### DIRECTIVE 1
Please copy these lines of the listing verbatim, starting at the line containing "legend-item: 254 nm 48" and ending at the line containing "legend-label: 270 s — [376, 46, 403, 60]", with both of those lines included.

### TEXT SECTION
========

In the coffee day lounge, people drink beer at 8 in the morning. In the newspaper, a Sanjeev Kapoor lookalike  finds innovative things to do with Rose syrup. Oh wait, that *is* Sanjeev Kapoor, he has shaved off his moustache. On India TV a channel finds a mega thag, someone who poses as God.  Someone switches. On another channel, Women's bill becomes a priority. Someone gesticulates.

Dad calls again. Miles to go before I sleep.

Two drunk people talk in the quiet recesses of their brain. To the outside world they are mumbling. Someone looks surreptiously at me.  I stare back. Someone judges. Do I look like a loose woman?  I look at him as he guiltily squeezes ketchup onto his potato chips.  He then licks the leftover ketchup off his fingers. 

Now, Ma calls, all nervous. "Can you find your way?", she questions.

I ask for a coffee. 
"Cappuccino?" 
"No, just coffee." 

I put two single-serves of sugar in it. 
Indulgence, temptation, reward.


Friday, June 05, 2009

Winter of content

Cyn said my writing has subtle layers.  Needless to say, I am immensely flattered and in lust with the term. I feel this blog is suitably and fashionably dressed for winter, hiding dry flaky skin without making the subtext look fat. Warm but dirty for heater or not, it's hard to shower in winters. Noone speaks here, for the words somehow freeze as the people open their mouth to say something, and yet, in a way, it's cozy company. I know you read me. More importantly, this blog hibernates. And a lot. 
--

I find it intriguing how much people get trapped in their blog persona and land up making it more onedimensional than it was originally intended to be, at least the eminent bloggers do.  One could argue that the blog represents one part of their personality usually linked to the one moniker, unlike the real names which come with  baggage and history. So time after time, eminent  bloggers are forced to deliver the quality assured fun, and they eventually become petrified of failing. Sometimes you can see the effort which has gone into placing the sentences, balancing the tenses, and deleting the words over and over again till the expression is right, but then the mood becomes trite, no?

It's your ego that limits you -- "I am a famous blogger, you are not, so whatever I say has to come out right". Admit it, it occasionally could be filed under selfcentredness - "Ten people read this blog and comment. I get gazillion site hits a day. Hell, I even have trolls. Whatever I say should sound right, and should get loads of comments and people should love it".. The numbers don't give a blog the legitimacy for it's existence, it's the content.

You people are immensely talented. I don't read you because of the number of comments you get, or because you are popular or controversial. It's not your mugshot, or the curiosity about your real name. I like to read you because you have ideas, opinions and observations which are original, as opposed to link whores who would be peddling your stuff back to me. 

Seriously, I would rather read an honest post than read a famous post.  So, disable comments if it bothers you, be unafraid and write an honest post today, wouldja?
--
Freedom's just another word for nothing left to lose.

Thursday, May 28, 2009

Of emotional farewells, and gratitude for all the paperclips

It's been a long journey, and not one that would've been complete without you. When we first met, I was very young and as unrefined as they come. You were the high society kinds, someone the whole of silicon valley spoke of. I was proud of making it big enough to have you.

========

(Dataset rows)
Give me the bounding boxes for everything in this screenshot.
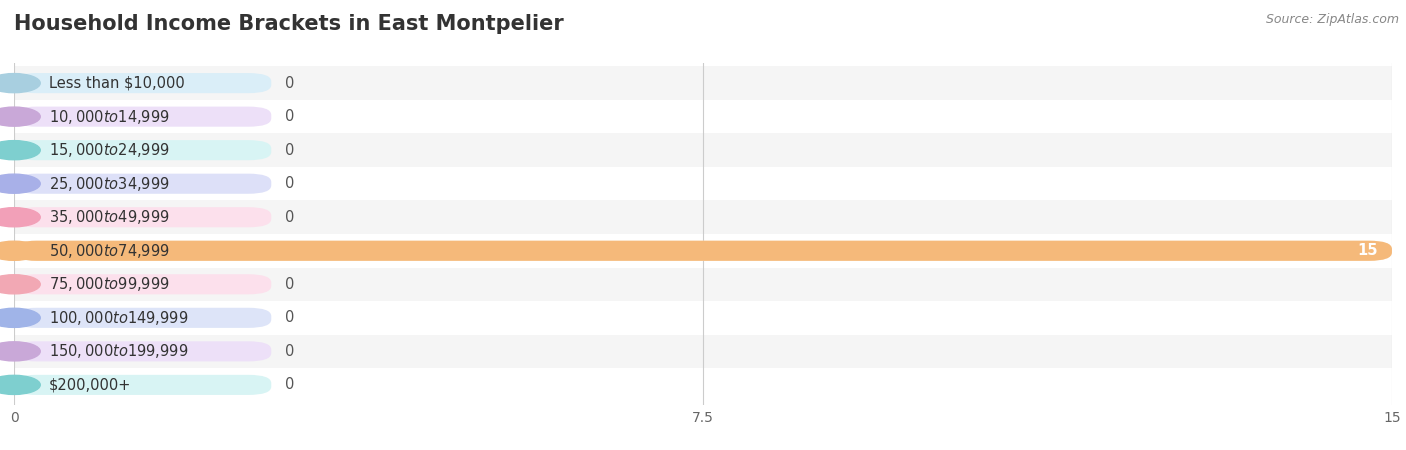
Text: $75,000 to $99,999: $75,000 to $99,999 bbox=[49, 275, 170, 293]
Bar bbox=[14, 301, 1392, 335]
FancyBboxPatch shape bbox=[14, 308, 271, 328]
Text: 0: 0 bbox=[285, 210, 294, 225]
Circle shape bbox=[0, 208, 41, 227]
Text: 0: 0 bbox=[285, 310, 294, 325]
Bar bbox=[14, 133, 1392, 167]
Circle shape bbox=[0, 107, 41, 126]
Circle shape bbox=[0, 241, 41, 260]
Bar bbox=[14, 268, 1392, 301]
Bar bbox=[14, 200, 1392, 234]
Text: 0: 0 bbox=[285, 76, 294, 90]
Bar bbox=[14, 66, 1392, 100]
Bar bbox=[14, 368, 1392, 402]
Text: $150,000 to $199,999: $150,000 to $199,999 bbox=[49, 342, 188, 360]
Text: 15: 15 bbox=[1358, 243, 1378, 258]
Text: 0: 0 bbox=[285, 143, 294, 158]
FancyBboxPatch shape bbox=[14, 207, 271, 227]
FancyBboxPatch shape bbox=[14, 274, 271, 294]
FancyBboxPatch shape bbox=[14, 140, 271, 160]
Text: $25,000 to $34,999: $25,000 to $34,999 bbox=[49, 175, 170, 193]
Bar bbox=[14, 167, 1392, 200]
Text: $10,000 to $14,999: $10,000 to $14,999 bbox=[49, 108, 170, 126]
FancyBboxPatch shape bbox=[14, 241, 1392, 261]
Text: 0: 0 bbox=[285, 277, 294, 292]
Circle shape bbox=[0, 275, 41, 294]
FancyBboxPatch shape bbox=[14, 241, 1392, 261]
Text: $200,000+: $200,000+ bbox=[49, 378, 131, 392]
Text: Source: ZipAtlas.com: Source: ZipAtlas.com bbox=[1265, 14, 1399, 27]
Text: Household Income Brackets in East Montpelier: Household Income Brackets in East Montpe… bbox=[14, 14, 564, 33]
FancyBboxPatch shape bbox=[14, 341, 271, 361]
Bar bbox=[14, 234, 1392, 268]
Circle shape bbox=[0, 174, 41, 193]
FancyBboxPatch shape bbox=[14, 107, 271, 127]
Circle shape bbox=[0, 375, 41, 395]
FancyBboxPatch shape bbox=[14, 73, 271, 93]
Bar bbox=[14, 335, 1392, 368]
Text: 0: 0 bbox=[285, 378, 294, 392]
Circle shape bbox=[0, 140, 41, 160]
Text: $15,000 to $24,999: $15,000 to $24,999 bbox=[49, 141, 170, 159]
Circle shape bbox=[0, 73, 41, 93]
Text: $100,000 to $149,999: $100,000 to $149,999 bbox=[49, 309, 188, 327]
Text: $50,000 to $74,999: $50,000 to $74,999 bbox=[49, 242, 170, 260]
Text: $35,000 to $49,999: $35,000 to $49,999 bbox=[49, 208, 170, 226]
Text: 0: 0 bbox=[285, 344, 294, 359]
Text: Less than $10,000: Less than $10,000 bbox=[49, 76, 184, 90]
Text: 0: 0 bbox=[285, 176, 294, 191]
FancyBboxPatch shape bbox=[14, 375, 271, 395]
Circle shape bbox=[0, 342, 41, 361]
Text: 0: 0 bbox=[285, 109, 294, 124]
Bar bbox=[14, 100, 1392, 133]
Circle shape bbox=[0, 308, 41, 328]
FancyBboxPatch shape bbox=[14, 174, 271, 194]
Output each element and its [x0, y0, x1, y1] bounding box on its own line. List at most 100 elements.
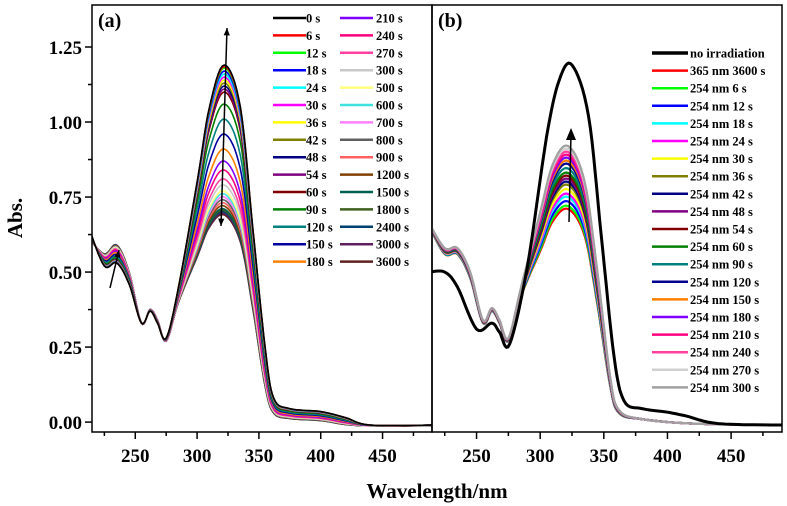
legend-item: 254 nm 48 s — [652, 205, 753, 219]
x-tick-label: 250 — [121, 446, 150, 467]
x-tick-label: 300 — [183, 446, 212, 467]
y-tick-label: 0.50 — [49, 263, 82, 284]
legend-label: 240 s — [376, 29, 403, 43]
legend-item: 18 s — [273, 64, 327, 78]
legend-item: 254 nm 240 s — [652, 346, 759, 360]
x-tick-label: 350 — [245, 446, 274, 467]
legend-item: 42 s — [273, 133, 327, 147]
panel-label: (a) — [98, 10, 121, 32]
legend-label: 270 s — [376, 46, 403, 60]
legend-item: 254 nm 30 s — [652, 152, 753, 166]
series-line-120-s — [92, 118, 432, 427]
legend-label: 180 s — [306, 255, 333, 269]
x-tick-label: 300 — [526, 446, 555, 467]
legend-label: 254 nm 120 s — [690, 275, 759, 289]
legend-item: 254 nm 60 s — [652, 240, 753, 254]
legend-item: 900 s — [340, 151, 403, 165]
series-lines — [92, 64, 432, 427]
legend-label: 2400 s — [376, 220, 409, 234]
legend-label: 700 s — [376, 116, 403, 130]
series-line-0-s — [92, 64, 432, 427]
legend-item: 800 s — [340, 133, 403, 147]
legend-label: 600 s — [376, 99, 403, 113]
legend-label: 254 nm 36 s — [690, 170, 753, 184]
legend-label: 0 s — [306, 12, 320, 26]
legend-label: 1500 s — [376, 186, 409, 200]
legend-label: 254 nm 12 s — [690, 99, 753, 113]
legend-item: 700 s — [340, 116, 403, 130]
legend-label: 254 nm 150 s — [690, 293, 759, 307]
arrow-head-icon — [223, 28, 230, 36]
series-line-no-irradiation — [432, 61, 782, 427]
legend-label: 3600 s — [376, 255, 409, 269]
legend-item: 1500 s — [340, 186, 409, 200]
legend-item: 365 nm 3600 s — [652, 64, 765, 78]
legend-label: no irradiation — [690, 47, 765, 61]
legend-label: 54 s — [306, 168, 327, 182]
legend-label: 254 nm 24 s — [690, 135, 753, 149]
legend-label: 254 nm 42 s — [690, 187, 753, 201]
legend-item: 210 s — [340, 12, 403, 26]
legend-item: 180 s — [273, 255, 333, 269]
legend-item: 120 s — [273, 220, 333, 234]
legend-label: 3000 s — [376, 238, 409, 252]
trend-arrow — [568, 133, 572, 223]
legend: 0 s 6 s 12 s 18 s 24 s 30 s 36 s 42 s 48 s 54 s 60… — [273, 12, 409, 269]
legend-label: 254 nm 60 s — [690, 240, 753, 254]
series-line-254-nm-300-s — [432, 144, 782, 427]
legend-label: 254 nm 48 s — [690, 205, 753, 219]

========

### DIRECTIVE 2
Translate this sentence from the blog text into Spanish: "Seriously, I would rather read an honest post than read a famous post."

### EXERCISE OUTPUT 1
legend-item: 254 nm 48 s — [652, 205, 753, 219]
x-tick-label: 250 — [121, 446, 150, 467]
x-tick-label: 300 — [183, 446, 212, 467]
y-tick-label: 0.50 — [49, 263, 82, 284]
legend-label: 240 s — [376, 29, 403, 43]
legend-item: 18 s — [273, 64, 327, 78]
legend-item: 254 nm 240 s — [652, 346, 759, 360]
x-tick-label: 350 — [245, 446, 274, 467]
legend-item: 42 s — [273, 133, 327, 147]
panel-label: (a) — [98, 10, 121, 32]
legend-label: 270 s — [376, 46, 403, 60]

### EXERCISE OUTPUT 2
En serio, prefiero leer una publicación honesta que leer una publicación famosa.